(Extracted records)

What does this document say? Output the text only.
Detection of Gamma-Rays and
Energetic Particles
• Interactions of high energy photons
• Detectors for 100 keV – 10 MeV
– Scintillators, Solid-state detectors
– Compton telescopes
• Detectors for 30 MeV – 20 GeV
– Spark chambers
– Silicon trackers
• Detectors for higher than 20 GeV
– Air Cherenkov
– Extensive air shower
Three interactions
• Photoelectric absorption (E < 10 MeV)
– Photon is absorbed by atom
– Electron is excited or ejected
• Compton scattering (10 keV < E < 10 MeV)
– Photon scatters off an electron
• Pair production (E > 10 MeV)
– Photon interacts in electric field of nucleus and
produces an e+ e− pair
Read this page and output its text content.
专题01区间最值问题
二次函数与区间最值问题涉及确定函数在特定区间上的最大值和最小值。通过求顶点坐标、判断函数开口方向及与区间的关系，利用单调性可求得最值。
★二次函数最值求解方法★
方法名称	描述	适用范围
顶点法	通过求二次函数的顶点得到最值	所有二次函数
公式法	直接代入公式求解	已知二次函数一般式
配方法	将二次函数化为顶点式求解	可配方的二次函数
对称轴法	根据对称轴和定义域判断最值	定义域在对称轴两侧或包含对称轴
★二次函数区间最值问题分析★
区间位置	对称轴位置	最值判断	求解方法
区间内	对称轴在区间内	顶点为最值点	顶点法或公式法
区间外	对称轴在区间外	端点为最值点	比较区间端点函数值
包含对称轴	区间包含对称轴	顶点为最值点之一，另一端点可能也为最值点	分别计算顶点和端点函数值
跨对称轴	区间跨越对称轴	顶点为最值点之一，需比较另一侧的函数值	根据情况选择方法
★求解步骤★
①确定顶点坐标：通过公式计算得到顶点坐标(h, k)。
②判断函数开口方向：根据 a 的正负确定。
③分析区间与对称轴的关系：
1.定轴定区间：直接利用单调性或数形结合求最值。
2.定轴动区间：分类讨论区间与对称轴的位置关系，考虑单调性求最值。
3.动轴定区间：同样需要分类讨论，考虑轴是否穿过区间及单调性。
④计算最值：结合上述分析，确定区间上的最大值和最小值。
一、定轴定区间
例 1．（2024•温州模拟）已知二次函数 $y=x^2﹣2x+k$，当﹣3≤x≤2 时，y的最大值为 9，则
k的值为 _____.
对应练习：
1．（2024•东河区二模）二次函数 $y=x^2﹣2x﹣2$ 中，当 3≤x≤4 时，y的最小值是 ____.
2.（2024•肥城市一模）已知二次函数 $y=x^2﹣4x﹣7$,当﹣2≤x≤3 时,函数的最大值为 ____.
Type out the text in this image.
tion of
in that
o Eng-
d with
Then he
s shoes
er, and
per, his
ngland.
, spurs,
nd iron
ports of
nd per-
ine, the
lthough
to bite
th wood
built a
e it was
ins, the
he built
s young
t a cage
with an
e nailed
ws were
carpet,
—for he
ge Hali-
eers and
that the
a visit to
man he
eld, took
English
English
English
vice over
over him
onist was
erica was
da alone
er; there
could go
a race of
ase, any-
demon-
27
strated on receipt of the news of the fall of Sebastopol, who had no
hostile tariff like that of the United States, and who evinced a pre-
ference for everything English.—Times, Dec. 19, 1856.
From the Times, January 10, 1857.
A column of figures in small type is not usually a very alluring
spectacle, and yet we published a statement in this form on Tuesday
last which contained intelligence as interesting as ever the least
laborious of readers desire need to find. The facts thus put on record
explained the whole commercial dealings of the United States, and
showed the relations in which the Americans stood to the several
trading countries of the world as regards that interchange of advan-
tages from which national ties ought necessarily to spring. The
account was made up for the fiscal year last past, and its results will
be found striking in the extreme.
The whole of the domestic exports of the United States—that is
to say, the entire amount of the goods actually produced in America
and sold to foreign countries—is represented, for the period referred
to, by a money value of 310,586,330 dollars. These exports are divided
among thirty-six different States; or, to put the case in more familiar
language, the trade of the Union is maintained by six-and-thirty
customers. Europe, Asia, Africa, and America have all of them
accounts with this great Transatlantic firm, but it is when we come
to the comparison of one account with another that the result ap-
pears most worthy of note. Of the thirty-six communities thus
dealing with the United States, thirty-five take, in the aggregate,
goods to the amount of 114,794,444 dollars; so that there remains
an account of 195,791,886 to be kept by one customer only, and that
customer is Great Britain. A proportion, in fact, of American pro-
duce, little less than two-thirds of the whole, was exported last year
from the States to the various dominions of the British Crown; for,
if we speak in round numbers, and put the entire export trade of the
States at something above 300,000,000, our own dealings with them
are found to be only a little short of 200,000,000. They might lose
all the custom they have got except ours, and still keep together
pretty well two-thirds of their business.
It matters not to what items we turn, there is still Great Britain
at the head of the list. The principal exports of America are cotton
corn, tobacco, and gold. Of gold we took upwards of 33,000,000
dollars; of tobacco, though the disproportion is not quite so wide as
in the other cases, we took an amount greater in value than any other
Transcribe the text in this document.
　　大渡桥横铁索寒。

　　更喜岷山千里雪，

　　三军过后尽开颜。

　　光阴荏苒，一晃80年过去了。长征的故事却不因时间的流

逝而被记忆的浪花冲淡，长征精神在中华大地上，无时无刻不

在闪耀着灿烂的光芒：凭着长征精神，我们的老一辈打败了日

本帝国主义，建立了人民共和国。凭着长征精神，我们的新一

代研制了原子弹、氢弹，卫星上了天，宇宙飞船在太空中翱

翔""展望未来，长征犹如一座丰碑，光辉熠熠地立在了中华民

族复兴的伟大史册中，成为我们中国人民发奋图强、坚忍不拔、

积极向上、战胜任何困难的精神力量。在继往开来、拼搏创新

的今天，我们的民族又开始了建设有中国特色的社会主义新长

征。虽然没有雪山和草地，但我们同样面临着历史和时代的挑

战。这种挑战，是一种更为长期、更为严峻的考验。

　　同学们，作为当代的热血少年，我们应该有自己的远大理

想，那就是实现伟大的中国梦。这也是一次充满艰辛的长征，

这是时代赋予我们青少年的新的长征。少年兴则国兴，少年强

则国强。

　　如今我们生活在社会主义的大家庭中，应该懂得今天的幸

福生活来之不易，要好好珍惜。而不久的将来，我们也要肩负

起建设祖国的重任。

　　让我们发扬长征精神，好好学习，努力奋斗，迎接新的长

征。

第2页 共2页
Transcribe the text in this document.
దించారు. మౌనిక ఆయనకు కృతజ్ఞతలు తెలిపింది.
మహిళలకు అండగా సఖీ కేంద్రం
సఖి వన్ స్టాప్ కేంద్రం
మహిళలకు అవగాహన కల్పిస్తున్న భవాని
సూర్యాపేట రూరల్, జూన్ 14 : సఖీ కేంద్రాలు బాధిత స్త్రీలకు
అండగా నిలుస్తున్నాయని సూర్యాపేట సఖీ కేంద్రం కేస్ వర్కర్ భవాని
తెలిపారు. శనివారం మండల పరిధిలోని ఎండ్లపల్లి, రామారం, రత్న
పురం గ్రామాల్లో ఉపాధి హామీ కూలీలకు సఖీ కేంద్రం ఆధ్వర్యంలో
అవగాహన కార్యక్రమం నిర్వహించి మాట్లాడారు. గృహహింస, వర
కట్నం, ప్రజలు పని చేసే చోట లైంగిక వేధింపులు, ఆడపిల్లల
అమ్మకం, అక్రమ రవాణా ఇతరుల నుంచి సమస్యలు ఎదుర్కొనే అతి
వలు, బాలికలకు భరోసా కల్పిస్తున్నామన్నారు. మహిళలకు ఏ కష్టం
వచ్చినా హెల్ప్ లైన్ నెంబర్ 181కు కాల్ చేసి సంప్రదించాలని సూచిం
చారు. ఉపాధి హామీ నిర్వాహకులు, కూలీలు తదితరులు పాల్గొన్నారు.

**REQUIRED WORK:**
Give the entries once more, exactly as they appear.

**ANSWER IN FULL:**
What does this document say? Output the text only.
Detection of Gamma-Rays and
Energetic Particles
• Interactions of high energy photons
• Detectors for 100 keV – 10 MeV
– Scintillators, Solid-state detectors
– Compton telescopes
• Detectors for 30 MeV – 20 GeV
– Spark chambers
– Silicon trackers
• Detectors for higher than 20 GeV
– Air Cherenkov
– Extensive air shower
Three interactions
• Photoelectric absorption (E < 10 MeV)
– Photon is absorbed by atom
– Electron is excited or ejected
• Compton scattering (10 keV < E < 10 MeV)
– Photon scatters off an electron
• Pair production (E > 10 MeV)
– Photon interacts in electric field of nucleus and
produces an e+ e− pair
Read this page and output its text content.
专题01区间最值问题
二次函数与区间最值问题涉及确定函数在特定区间上的最大值和最小值。通过求顶点坐标、判断函数开口方向及与区间的关系，利用单调性可求得最值。
★二次函数最值求解方法★
方法名称	描述	适用范围
顶点法	通过求二次函数的顶点得到最值	所有二次函数
公式法	直接代入公式求解	已知二次函数一般式
配方法	将二次函数化为顶点式求解	可配方的二次函数
对称轴法	根据对称轴和定义域判断最值	定义域在对称轴两侧或包含对称轴
★二次函数区间最值问题分析★
区间位置	对称轴位置	最值判断	求解方法
区间内	对称轴在区间内	顶点为最值点	顶点法或公式法
区间外	对称轴在区间外	端点为最值点	比较区间端点函数值
包含对称轴	区间包含对称轴	顶点为最值点之一，另一端点可能也为最值点	分别计算顶点和端点函数值
跨对称轴	区间跨越对称轴	顶点为最值点之一，需比较另一侧的函数值	根据情况选择方法
★求解步骤★
①确定顶点坐标：通过公式计算得到顶点坐标(h, k)。
②判断函数开口方向：根据 a 的正负确定。
③分析区间与对称轴的关系：
1.定轴定区间：直接利用单调性或数形结合求最值。
2.定轴动区间：分类讨论区间与对称轴的位置关系，考虑单调性求最值。
3.动轴定区间：同样需要分类讨论，考虑轴是否穿过区间及单调性。
④计算最值：结合上述分析，确定区间上的最大值和最小值。
一、定轴定区间
例 1．（2024•温州模拟）已知二次函数 $y=x^2﹣2x+k$，当﹣3≤x≤2 时，y的最大值为 9，则
k的值为 _____.
对应练习：
1．（2024•东河区二模）二次函数 $y=x^2﹣2x﹣2$ 中，当 3≤x≤4 时，y的最小值是 ____.
2.（2024•肥城市一模）已知二次函数 $y=x^2﹣4x﹣7$,当﹣2≤x≤3 时,函数的最大值为 ____.
Type out the text in this image.
tion of
in that
o Eng-
d with
Then he
s shoes
er, and
per, his
ngland.
, spurs,
nd iron
ports of
nd per-
ine, the
lthough
to bite
th wood
built a
e it was
ins, the
he built
s young
t a cage
with an
e nailed
ws were
carpet,
—for he
ge Hali-
eers and
that the
a visit to
man he
eld, took
English
English
English
vice over
over him
onist was
erica was
da alone
er; there
could go
a race of
ase, any-
demon-
27
strated on receipt of the news of the fall of Sebastopol, who had no
hostile tariff like that of the United States, and who evinced a pre-
ference for everything English.—Times, Dec. 19, 1856.
From the Times, January 10, 1857.
A column of figures in small type is not usually a very alluring
spectacle, and yet we published a statement in this form on Tuesday
last which contained intelligence as interesting as ever the least
laborious of readers desire need to find. The facts thus put on record
explained the whole commercial dealings of the United States, and
showed the relations in which the Americans stood to the several
trading countries of the world as regards that interchange of advan-
tages from which national ties ought necessarily to spring. The
account was made up for the fiscal year last past, and its results will
be found striking in the extreme.
The whole of the domestic exports of the United States—that is
to say, the entire amount of the goods actually produced in America
and sold to foreign countries—is represented, for the period referred
to, by a money value of 310,586,330 dollars. These exports are divided
among thirty-six different States; or, to put the case in more familiar
language, the trade of the Union is maintained by six-and-thirty
customers. Europe, Asia, Africa, and America have all of them
accounts with this great Transatlantic firm, but it is when we come
to the comparison of one account with another that the result ap-
pears most worthy of note. Of the thirty-six communities thus
dealing with the United States, thirty-five take, in the aggregate,
goods to the amount of 114,794,444 dollars; so that there remains
an account of 195,791,886 to be kept by one customer only, and that
customer is Great Britain. A proportion, in fact, of American pro-
duce, little less than two-thirds of the whole, was exported last year
from the States to the various dominions of the British Crown; for,
if we speak in round numbers, and put the entire export trade of the
States at something above 300,000,000, our own dealings with them
are found to be only a little short of 200,000,000. They might lose
all the custom they have got except ours, and still keep together
pretty well two-thirds of their business.
It matters not to what items we turn, there is still Great Britain
at the head of the list. The principal exports of America are cotton
corn, tobacco, and gold. Of gold we took upwards of 33,000,000
dollars; of tobacco, though the disproportion is not quite so wide as
in the other cases, we took an amount greater in value than any other
Transcribe the text in this document.
　　大渡桥横铁索寒。

　　更喜岷山千里雪，

　　三军过后尽开颜。

　　光阴荏苒，一晃80年过去了。长征的故事却不因时间的流

逝而被记忆的浪花冲淡，长征精神在中华大地上，无时无刻不

在闪耀着灿烂的光芒：凭着长征精神，我们的老一辈打败了日

本帝国主义，建立了人民共和国。凭着长征精神，我们的新一

代研制了原子弹、氢弹，卫星上了天，宇宙飞船在太空中翱

翔""展望未来，长征犹如一座丰碑，光辉熠熠地立在了中华民

族复兴的伟大史册中，成为我们中国人民发奋图强、坚忍不拔、

积极向上、战胜任何困难的精神力量。在继往开来、拼搏创新

的今天，我们的民族又开始了建设有中国特色的社会主义新长

征。虽然没有雪山和草地，但我们同样面临着历史和时代的挑

战。这种挑战，是一种更为长期、更为严峻的考验。

　　同学们，作为当代的热血少年，我们应该有自己的远大理

想，那就是实现伟大的中国梦。这也是一次充满艰辛的长征，

这是时代赋予我们青少年的新的长征。少年兴则国兴，少年强

则国强。

　　如今我们生活在社会主义的大家庭中，应该懂得今天的幸

福生活来之不易，要好好珍惜。而不久的将来，我们也要肩负

起建设祖国的重任。

　　让我们发扬长征精神，好好学习，努力奋斗，迎接新的长

征。

第2页 共2页
Transcribe the text in this document.
దించారు. మౌనిక ఆయనకు కృతజ్ఞతలు తెలిపింది.
మహిళలకు అండగా సఖీ కేంద్రం
సఖి వన్ స్టాప్ కేంద్రం
మహిళలకు అవగాహన కల్పిస్తున్న భవాని
సూర్యాపేట రూరల్, జూన్ 14 : సఖీ కేంద్రాలు బాధిత స్త్రీలకు
అండగా నిలుస్తున్నాయని సూర్యాపేట సఖీ కేంద్రం కేస్ వర్కర్ భవాని
తెలిపారు. శనివారం మండల పరిధిలోని ఎండ్లపల్లి, రామారం, రత్న
పురం గ్రామాల్లో ఉపాధి హామీ కూలీలకు సఖీ కేంద్రం ఆధ్వర్యంలో
అవగాహన కార్యక్రమం నిర్వహించి మాట్లాడారు. గృహహింస, వర
కట్నం, ప్రజలు పని చేసే చోట లైంగిక వేధింపులు, ఆడపిల్లల
అమ్మకం, అక్రమ రవాణా ఇతరుల నుంచి సమస్యలు ఎదుర్కొనే అతి
వలు, బాలికలకు భరోసా కల్పిస్తున్నామన్నారు. మహిళలకు ఏ కష్టం
వచ్చినా హెల్ప్ లైన్ నెంబర్ 181కు కాల్ చేసి సంప్రదించాలని సూచిం
చారు. ఉపాధి హామీ నిర్వాహకులు, కూలీలు తదితరులు పాల్గొన్నారు.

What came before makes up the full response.